What is being asked:
Seek out every line containing the word "name", and copy each.

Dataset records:
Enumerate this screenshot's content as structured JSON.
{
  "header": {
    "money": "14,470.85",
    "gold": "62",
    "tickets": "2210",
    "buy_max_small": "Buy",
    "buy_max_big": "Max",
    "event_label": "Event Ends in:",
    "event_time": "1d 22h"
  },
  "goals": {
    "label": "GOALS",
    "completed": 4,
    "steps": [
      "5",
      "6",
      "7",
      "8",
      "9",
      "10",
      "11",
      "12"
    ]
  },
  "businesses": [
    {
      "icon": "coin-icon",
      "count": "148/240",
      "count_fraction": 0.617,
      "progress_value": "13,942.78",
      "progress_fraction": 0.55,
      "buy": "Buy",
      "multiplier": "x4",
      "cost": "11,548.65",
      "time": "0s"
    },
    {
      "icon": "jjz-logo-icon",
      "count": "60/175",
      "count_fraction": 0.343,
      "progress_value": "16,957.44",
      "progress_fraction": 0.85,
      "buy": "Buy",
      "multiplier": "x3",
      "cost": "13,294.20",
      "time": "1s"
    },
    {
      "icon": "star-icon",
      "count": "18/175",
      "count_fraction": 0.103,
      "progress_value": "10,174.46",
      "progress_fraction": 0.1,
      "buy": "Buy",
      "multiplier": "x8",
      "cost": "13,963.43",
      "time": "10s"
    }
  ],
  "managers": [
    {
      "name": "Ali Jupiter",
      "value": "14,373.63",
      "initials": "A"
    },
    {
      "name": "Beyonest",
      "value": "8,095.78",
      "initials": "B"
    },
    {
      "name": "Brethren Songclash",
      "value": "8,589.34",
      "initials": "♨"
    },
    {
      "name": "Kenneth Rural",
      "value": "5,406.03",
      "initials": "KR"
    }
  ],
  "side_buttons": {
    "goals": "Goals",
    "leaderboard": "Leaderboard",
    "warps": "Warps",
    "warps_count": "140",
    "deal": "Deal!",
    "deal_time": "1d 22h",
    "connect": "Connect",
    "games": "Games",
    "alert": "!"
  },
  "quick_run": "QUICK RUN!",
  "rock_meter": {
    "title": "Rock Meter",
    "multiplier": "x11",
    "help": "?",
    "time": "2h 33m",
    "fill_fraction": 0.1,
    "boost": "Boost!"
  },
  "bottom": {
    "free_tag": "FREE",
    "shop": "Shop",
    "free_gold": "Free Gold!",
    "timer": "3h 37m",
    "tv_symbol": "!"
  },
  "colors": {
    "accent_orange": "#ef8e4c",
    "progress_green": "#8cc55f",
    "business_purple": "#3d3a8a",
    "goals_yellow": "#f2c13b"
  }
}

Result of the task:
      "name": "Ali Jupiter",
      "name": "Beyonest",
      "name": "Brethren Songclash",
      "name": "Kenneth Rural",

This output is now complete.